▸ **Problem 1**:
Answer these from the account of the Poetry Book Award readings, one line each:
(a) Which collection did Michael Mirolla read from?
(b) Which event did John Terpstra recall attending?
(c) When was Jaclyn Desforges's collection Danger Flower written?
▸ **Problem 2**: Pick up the account of the Poetry Book Award readings after its final sentence and keep writing it.

[start of Selected text]

As we heard readings from the three contenders for the Poetry Book Award, it struck me how singular and focused the act of writing a poem needs to be. Indeed, each author offered only the briefest of remarks on their craft while allowing the poetry to speak for them. Michael Mirolla, freelance editor and publisher of Guernica Editions, read from his collection At the End of the World. Hamilton literary icon John Terpstra recalled his attendance at the first Hamilton Literary Awards (he remarked that was back when the NDP were in government!) before reading from his collection Call Me Home. Finally, author Jaclyn Desforges who also wrote the picture book Why Are You So Quiet spoke of how her collection Danger Flower was written during her time as a new mom so she thanked the many babysitters who helped along the way.

[end of Selected text]
[start of Data excerpts]

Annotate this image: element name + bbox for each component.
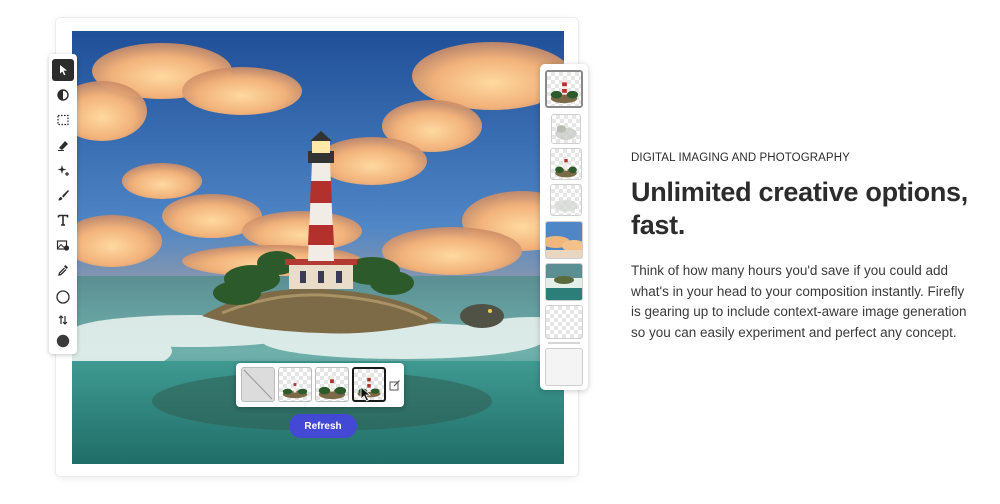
tool-bar <box>49 54 77 354</box>
variation-thumbnail[interactable] <box>545 221 583 259</box>
mouse-cursor-icon <box>360 386 372 402</box>
generated-options-strip <box>236 363 404 407</box>
select-arrow-icon[interactable] <box>52 59 74 81</box>
marquee-select-icon[interactable] <box>52 109 74 131</box>
variation-thumbnail[interactable] <box>550 148 582 180</box>
panel-divider <box>548 342 580 344</box>
feature-description: DIGITAL IMAGING AND PHOTOGRAPHY Unlimite… <box>631 152 976 343</box>
variation-thumbnail[interactable] <box>551 114 581 144</box>
eraser-icon[interactable] <box>52 134 74 156</box>
brush-icon[interactable] <box>52 184 74 206</box>
headline-line-1: Unlimited creative options, <box>631 177 968 207</box>
variations-panel <box>540 64 588 390</box>
color-swatch-icon[interactable] <box>52 330 74 352</box>
option-none-thumbnail[interactable] <box>241 367 275 402</box>
option-thumbnail[interactable] <box>315 367 349 402</box>
variation-thumbnail[interactable] <box>545 348 583 386</box>
variation-thumbnail[interactable] <box>545 305 583 339</box>
headline: Unlimited creative options, fast. <box>631 176 976 242</box>
contrast-adjust-icon[interactable] <box>52 84 74 106</box>
variation-thumbnail[interactable] <box>550 184 582 216</box>
refresh-button[interactable]: Refresh <box>289 414 357 438</box>
variation-thumbnail[interactable] <box>545 70 583 108</box>
swap-colors-icon[interactable] <box>52 309 74 331</box>
variation-thumbnail[interactable] <box>545 263 583 301</box>
ellipse-shape-icon[interactable] <box>52 286 74 308</box>
edit-variation-icon[interactable] <box>389 378 401 391</box>
generative-fill-sparkle-icon[interactable] <box>52 159 74 181</box>
body-text: Think of how many hours you'd save if yo… <box>631 263 967 340</box>
text-tool-icon[interactable] <box>52 209 74 231</box>
eyedropper-icon[interactable] <box>52 259 74 281</box>
option-thumbnail[interactable] <box>278 367 312 402</box>
image-settings-icon[interactable] <box>52 234 74 256</box>
category-label: DIGITAL IMAGING AND PHOTOGRAPHY <box>631 152 850 164</box>
headline-line-2: fast. <box>631 210 686 240</box>
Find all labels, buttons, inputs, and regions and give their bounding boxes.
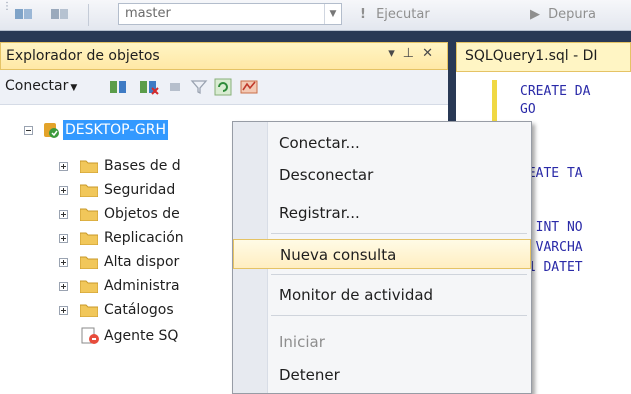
- object-explorer-toolbar: Conectar ▼: [0, 70, 448, 105]
- tab-sqlquery1-label: SQLQuery1.sql - DI: [465, 48, 598, 64]
- execute-button[interactable]: ! Ejecutar: [360, 7, 430, 22]
- tab-sqlquery1[interactable]: SQLQuery1.sql - DI: [456, 42, 631, 72]
- toolbar-divider: [88, 4, 89, 26]
- execute-label: Ejecutar: [376, 7, 430, 22]
- exclamation-icon: !: [360, 7, 366, 22]
- menu-item-label: Monitor de actividad: [279, 286, 434, 304]
- connect-dropdown[interactable]: Conectar ▼: [5, 78, 77, 94]
- stop-icon[interactable]: [168, 80, 182, 94]
- menu-item-label: Registrar...: [279, 204, 360, 222]
- refresh-icon[interactable]: [214, 78, 232, 96]
- debug-label: Depura: [548, 7, 596, 22]
- collapse-icon[interactable]: [24, 126, 33, 135]
- expand-icon[interactable]: [59, 162, 68, 171]
- expand-icon[interactable]: [59, 282, 68, 291]
- folder-icon: [80, 208, 98, 221]
- folder-icon: [80, 184, 98, 197]
- object-explorer-title: Explorador de objetos: [6, 48, 160, 64]
- code-line: GO: [520, 102, 536, 117]
- connect-label: Conectar: [5, 78, 69, 94]
- tree-item-label: Administra: [104, 278, 180, 294]
- activity-monitor-icon[interactable]: [240, 78, 260, 96]
- menu-separator: [271, 315, 527, 316]
- menu-item-label: Nueva consulta: [280, 246, 397, 264]
- menu-item-label: Iniciar: [279, 333, 325, 351]
- expand-icon[interactable]: [59, 306, 68, 315]
- chevron-down-icon: ▼: [70, 83, 78, 93]
- change-margin: [492, 80, 497, 126]
- folder-icon: [80, 232, 98, 245]
- server-icon: [44, 123, 59, 138]
- menu-item-new-query[interactable]: Nueva consulta: [233, 239, 531, 269]
- pin-icon[interactable]: ⊥: [403, 46, 422, 61]
- filter-icon[interactable]: [190, 78, 208, 96]
- menu-item-connect[interactable]: Conectar...: [233, 128, 531, 158]
- menu-item-label: Desconectar: [279, 166, 374, 184]
- tree-item-label: Bases de d: [104, 158, 181, 174]
- tree-item-label: Alta dispor: [104, 254, 180, 270]
- expand-icon[interactable]: [59, 210, 68, 219]
- database-select[interactable]: master ▼: [118, 3, 342, 25]
- debug-button[interactable]: ▶ Depura: [530, 7, 596, 22]
- panel-window-buttons[interactable]: ▾⊥✕: [388, 46, 441, 61]
- menu-item-disconnect[interactable]: Desconectar: [233, 160, 531, 190]
- database-tools-icon[interactable]: [14, 6, 34, 22]
- server-name: DESKTOP-GRH: [63, 120, 168, 140]
- menu-item-activity-monitor[interactable]: Monitor de actividad: [233, 280, 531, 310]
- context-menu: Conectar... Desconectar Registrar... Nue…: [232, 121, 532, 394]
- menu-item-stop[interactable]: Detener: [233, 360, 531, 390]
- folder-icon: [80, 160, 98, 173]
- menu-item-register[interactable]: Registrar...: [233, 198, 531, 228]
- expand-icon[interactable]: [59, 234, 68, 243]
- database-select-value: master: [125, 6, 171, 21]
- toolbar-grip[interactable]: ⋮: [2, 2, 12, 26]
- folder-icon: [80, 304, 98, 317]
- menu-separator: [271, 233, 527, 234]
- menu-item-label: Detener: [279, 366, 340, 384]
- tree-item-label: Catálogos: [104, 302, 174, 318]
- disconnect-icon[interactable]: [138, 78, 160, 96]
- folder-icon: [80, 256, 98, 269]
- database-tools-icon-2[interactable]: [50, 6, 70, 22]
- expand-icon[interactable]: [59, 186, 68, 195]
- tree-item-label: Seguridad: [104, 182, 176, 198]
- tree-item-label: Objetos de: [104, 206, 180, 222]
- expand-icon[interactable]: [59, 258, 68, 267]
- play-icon: ▶: [530, 7, 540, 22]
- menu-item-start[interactable]: Iniciar: [233, 327, 531, 357]
- tree-item-label: Replicación: [104, 230, 184, 246]
- main-toolbar: ⋮ master ▼ ! Ejecutar ▶ Depura: [0, 0, 631, 31]
- connect-object-explorer-icon[interactable]: [108, 78, 130, 96]
- dropdown-arrow-icon[interactable]: ▾: [388, 46, 403, 61]
- close-icon[interactable]: ✕: [422, 46, 441, 61]
- folder-icon: [80, 280, 98, 293]
- tree-item-label: Agente SQ: [104, 328, 179, 344]
- chevron-down-icon[interactable]: ▼: [324, 4, 341, 24]
- menu-item-label: Conectar...: [279, 134, 360, 152]
- sql-agent-icon: [81, 327, 99, 344]
- object-explorer-titlebar: Explorador de objetos ▾⊥✕: [0, 42, 448, 70]
- menu-separator: [271, 274, 527, 275]
- code-line: CREATE DA: [520, 84, 591, 99]
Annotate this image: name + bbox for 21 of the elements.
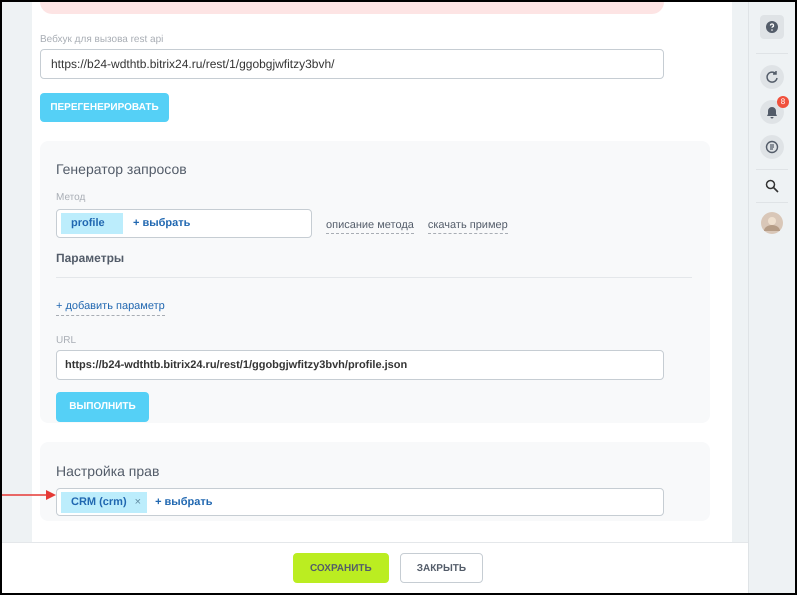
field-label: URL (56, 334, 78, 348)
tag-label: CRM (crm) (71, 494, 127, 510)
webhook-field[interactable]: https://b24-wdthtb.bitrix24.ru/rest/1/ggobgjwfitzy3bvh/ (40, 49, 664, 79)
card-title: Настройка прав (56, 462, 160, 481)
close-button[interactable]: ЗАКРЫТЬ (400, 553, 484, 583)
add-parameter-link[interactable]: + добавить параметр (56, 298, 165, 316)
select-link[interactable]: + выбрать (155, 494, 212, 510)
notification-badge: 8 (777, 96, 789, 108)
method-link[interactable]: описание метода (326, 216, 414, 234)
method-field[interactable]: profile + выбрать (56, 209, 312, 238)
remove-tag-button[interactable]: × (134, 494, 142, 510)
method-tag: profile (61, 213, 123, 234)
method-link[interactable]: скачать пример (428, 216, 508, 234)
field-label: Вебхук для вызова rest api (40, 33, 164, 47)
card-title: Генератор запросов (56, 160, 188, 179)
select-link[interactable]: + выбрать (133, 215, 190, 232)
rights-field[interactable]: CRM (crm) × + выбрать (56, 488, 664, 516)
save-button[interactable]: СОХРАНИТЬ (292, 553, 389, 583)
url-field[interactable]: https://b24-wdthtb.bitrix24.ru/rest/1/ggobgjwfitzy3bvh/profile.json (56, 350, 664, 380)
section-title: Параметры (56, 250, 126, 267)
field-label: Метод (56, 191, 86, 205)
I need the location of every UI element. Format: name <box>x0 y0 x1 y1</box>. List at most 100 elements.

[end of Data excerpts]

▸ **Task output 1**:
(a) At the End of the World
(b) The first Hamilton Literary Awards
(c) During her time as a new mom

▸ **Task output 2**:
Speaking with the HAC’s Megan Divecha, I noted how exciting it was to see so many established authors alongside more than a few new faces. And that dynamic played out when the winners were announced. Jaclyn Desforge, part of the emerging generation of Hamilton’s literary scene, took home the Award for Poetry. By his own admission, Joe Ollmann has lost a lot of awards in the past but this evening was not one of them as he took home the Award for Fiction. And, finally, Denise Davy scored both the Non-Fiction and the Kerry Schooley Book Award and she thanked both Margaret and her publisher Noelle Allen at Wolsak & Wynn for helping to shepherd the book to life. As a capstone to an evening of celebrating storytelling in Hamilton, Davy said it best when she remarked that this city’s literary landscape is amazing… and is growing every year.
See you at next year’s awards.
Editor’s Note: As part of our values, it is noted that in addition to his role as a columnist for Beyond James, Stephen Near served as an adjudicator for the Kerry Schooley Book Award for the 29th Annual Hamilton Literary Awards.